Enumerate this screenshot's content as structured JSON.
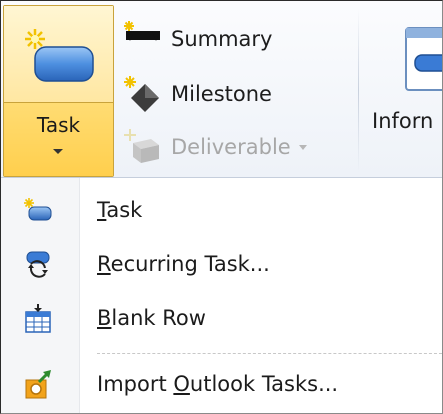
{
  "ribbon": {
    "task_button": {
      "label": "Task"
    },
    "items": [
      {
        "label": "Summary",
        "icon": "summary-icon",
        "enabled": true
      },
      {
        "label": "Milestone",
        "icon": "milestone-icon",
        "enabled": true
      },
      {
        "label": "Deliverable",
        "icon": "deliverable-icon",
        "enabled": false
      }
    ],
    "information": {
      "label": "Inforn",
      "icon": "information-icon"
    }
  },
  "menu": {
    "items": [
      {
        "pre": "",
        "key": "T",
        "post": "ask",
        "icon": "task-icon"
      },
      {
        "pre": "",
        "key": "R",
        "post": "ecurring Task...",
        "icon": "recurring-task-icon"
      },
      {
        "pre": "",
        "key": "B",
        "post": "lank Row",
        "icon": "blank-row-icon"
      },
      {
        "pre": "Import ",
        "key": "O",
        "post": "utlook Tasks...",
        "icon": "import-outlook-icon"
      }
    ]
  },
  "colors": {
    "accent_gold": "#ffcf4d",
    "task_bar_blue": "#3a7bd5",
    "ribbon_bg": "#eef2f8"
  }
}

::::::::::

# Requirements
Search the lines for "post". Copy each line that has it.

# Solution for this exercise
        "post": "ask",
        "post": "ecurring Task...",
        "post": "lank Row",
        "post": "utlook Tasks...",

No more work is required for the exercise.